Aim: Pull out every line from the listing that has the word "Signal".

-- begin Excerpted data --

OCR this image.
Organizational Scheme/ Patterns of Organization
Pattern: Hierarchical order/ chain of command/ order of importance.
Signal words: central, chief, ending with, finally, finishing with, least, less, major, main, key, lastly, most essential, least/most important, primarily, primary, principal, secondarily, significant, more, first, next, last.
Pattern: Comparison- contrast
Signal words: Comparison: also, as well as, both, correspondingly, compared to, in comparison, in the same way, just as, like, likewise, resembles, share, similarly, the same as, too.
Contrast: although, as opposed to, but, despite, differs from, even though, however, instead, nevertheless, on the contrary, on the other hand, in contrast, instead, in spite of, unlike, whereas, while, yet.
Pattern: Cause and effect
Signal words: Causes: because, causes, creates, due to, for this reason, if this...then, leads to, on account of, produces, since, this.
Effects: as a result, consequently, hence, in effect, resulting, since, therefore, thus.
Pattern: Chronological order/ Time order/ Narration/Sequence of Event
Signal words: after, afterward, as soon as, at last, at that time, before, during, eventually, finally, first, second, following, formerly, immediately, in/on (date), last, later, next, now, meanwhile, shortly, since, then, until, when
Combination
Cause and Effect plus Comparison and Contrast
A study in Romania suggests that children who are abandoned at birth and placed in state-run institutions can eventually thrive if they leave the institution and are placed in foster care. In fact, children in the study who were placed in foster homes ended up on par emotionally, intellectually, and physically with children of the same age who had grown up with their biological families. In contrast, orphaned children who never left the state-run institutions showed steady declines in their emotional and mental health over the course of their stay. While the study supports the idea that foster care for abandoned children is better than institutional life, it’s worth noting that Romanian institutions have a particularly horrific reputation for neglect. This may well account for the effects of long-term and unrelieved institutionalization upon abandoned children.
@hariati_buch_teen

-- end Excerpted data --

Output below:
Signal words: central, chief, ending with, finally, finishing with, least, less, major, main, key, lastly, most essential, least/most important, primarily, primary, principal, secondarily, significant, more, first, next, last.
Signal words: Comparison: also, as well as, both, correspondingly, compared to, in comparison, in the same way, just as, like, likewise, resembles, share, similarly, the same as, too.
Signal words: Causes: because, causes, creates, due to, for this reason, if this...then, leads to, on account of, produces, since, this.
Signal words: after, afterward, as soon as, at last, at that time, before, during, eventually, finally, first, second, following, formerly, immediately, in/on (date), last, later, next, now, meanwhile, shortly, since, then, until, when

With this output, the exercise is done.